— WHAT THIS TASK INVOLVES —
Copy out every line exactly, passing over the pictures.

— INPUT —

══════

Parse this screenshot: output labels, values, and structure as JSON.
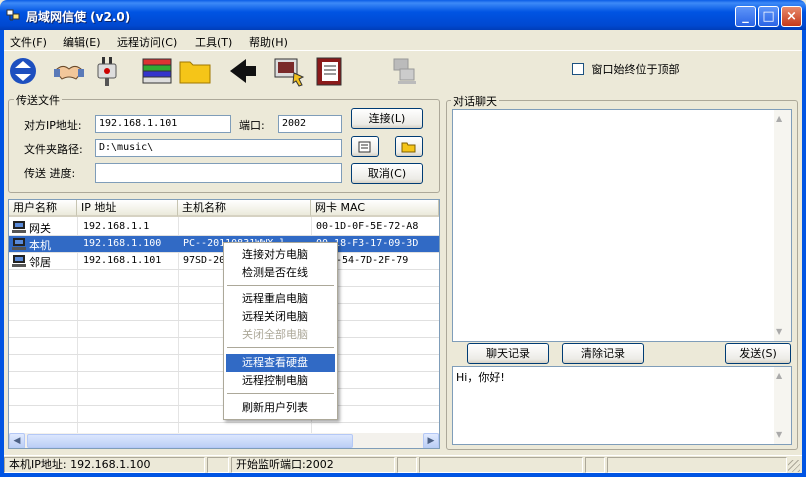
{
  "window": {
    "title": "局域网信使 (v2.0)",
    "min_glyph": "_",
    "max_glyph": "□",
    "close_glyph": "×"
  },
  "menu": [
    "文件(F)",
    "编辑(E)",
    "远程访问(C)",
    "工具(T)",
    "帮助(H)"
  ],
  "toolbar": {
    "always_on_top_label": "窗口始终位于顶部",
    "always_on_top_checked": false
  },
  "transfer": {
    "group_label": "传送文件",
    "ip_label": "对方IP地址:",
    "ip_value": "192.168.1.101",
    "port_label": "端口:",
    "port_value": "2002",
    "connect_label": "连接(L)",
    "folder_label": "文件夹路径:",
    "folder_value": "D:\\music\\",
    "progress_label": "传送 进度:",
    "cancel_label": "取消(C)"
  },
  "userlist": {
    "columns": [
      "用户名称",
      "IP 地址",
      "主机名称",
      "网卡 MAC"
    ],
    "rows": [
      {
        "name": "网关",
        "ip": "192.168.1.1",
        "host": "",
        "mac": "00-1D-0F-5E-72-A8",
        "selected": false
      },
      {
        "name": "本机",
        "ip": "192.168.1.100",
        "host": "PC--20110831WWX.l",
        "mac": "00-18-F3-17-09-3D",
        "selected": true
      },
      {
        "name": "邻居",
        "ip": "192.168.1.101",
        "host": "97SD-20",
        "mac": "4-54-7D-2F-79",
        "selected": false
      }
    ]
  },
  "context_menu": {
    "items": [
      {
        "label": "连接对方电脑",
        "state": "normal"
      },
      {
        "label": "检测是否在线",
        "state": "normal"
      },
      {
        "label": "-",
        "state": "separator"
      },
      {
        "label": "远程重启电脑",
        "state": "normal"
      },
      {
        "label": "远程关闭电脑",
        "state": "normal"
      },
      {
        "label": "关闭全部电脑",
        "state": "disabled"
      },
      {
        "label": "-",
        "state": "separator"
      },
      {
        "label": "远程查看硬盘",
        "state": "highlighted"
      },
      {
        "label": "远程控制电脑",
        "state": "normal"
      },
      {
        "label": "-",
        "state": "separator"
      },
      {
        "label": "刷新用户列表",
        "state": "normal"
      }
    ]
  },
  "chat": {
    "group_label": "对话聊天",
    "history_button": "聊天记录",
    "clear_button": "清除记录",
    "send_button": "发送(S)",
    "input_value": "Hi，你好!"
  },
  "status": {
    "local_ip": "本机IP地址:  192.168.1.100",
    "listen": "开始监听端口:2002"
  },
  "colors": {
    "titlebar": "#0054e3",
    "selection": "#316ac5",
    "face": "#ece9d8"
  }
}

══════

— EXERCISE RESPONSE —
Parse this screenshot: output labels, values, and structure as JSON.
{
  "window": {
    "title": "局域网信使 (v2.0)",
    "min_glyph": "_",
    "max_glyph": "□",
    "close_glyph": "×"
  },
  "menu": [
    "文件(F)",
    "编辑(E)",
    "远程访问(C)",
    "工具(T)",
    "帮助(H)"
  ],
  "toolbar": {
    "always_on_top_label": "窗口始终位于顶部",
    "always_on_top_checked": false
  },
  "transfer": {
    "group_label": "传送文件",
    "ip_label": "对方IP地址:",
    "ip_value": "192.168.1.101",
    "port_label": "端口:",
    "port_value": "2002",
    "connect_label": "连接(L)",
    "folder_label": "文件夹路径:",
    "folder_value": "D:\\music\\",
    "progress_label": "传送 进度:",
    "cancel_label": "取消(C)"
  },
  "userlist": {
    "columns": [
      "用户名称",
      "IP 地址",
      "主机名称",
      "网卡 MAC"
    ],
    "rows": [
      {
        "name": "网关",
        "ip": "192.168.1.1",
        "host": "",
        "mac": "00-1D-0F-5E-72-A8",
        "selected": false
      },
      {
        "name": "本机",
        "ip": "192.168.1.100",
        "host": "PC--20110831WWX.l",
        "mac": "00-18-F3-17-09-3D",
        "selected": true
      },
      {
        "name": "邻居",
        "ip": "192.168.1.101",
        "host": "97SD-20",
        "mac": "4-54-7D-2F-79",
        "selected": false
      }
    ]
  },
  "context_menu": {
    "items": [
      {
        "label": "连接对方电脑",
        "state": "normal"
      },
      {
        "label": "检测是否在线",
        "state": "normal"
      },
      {
        "label": "-",
        "state": "separator"
      },
      {
        "label": "远程重启电脑",
        "state": "normal"
      },
      {
        "label": "远程关闭电脑",
        "state": "normal"
      },
      {
        "label": "关闭全部电脑",
        "state": "disabled"
      },
      {
        "label": "-",
        "state": "separator"
      },
      {
        "label": "远程查看硬盘",
        "state": "highlighted"
      },
      {
        "label": "远程控制电脑",
        "state": "normal"
      },
      {
        "label": "-",
        "state": "separator"
      },
      {
        "label": "刷新用户列表",
        "state": "normal"
      }
    ]
  },
  "chat": {
    "group_label": "对话聊天",
    "history_button": "聊天记录",
    "clear_button": "清除记录",
    "send_button": "发送(S)",
    "input_value": "Hi，你好!"
  },
  "status": {
    "local_ip": "本机IP地址:  192.168.1.100",
    "listen": "开始监听端口:2002"
  },
  "colors": {
    "titlebar": "#0054e3",
    "selection": "#316ac5",
    "face": "#ece9d8"
  }
}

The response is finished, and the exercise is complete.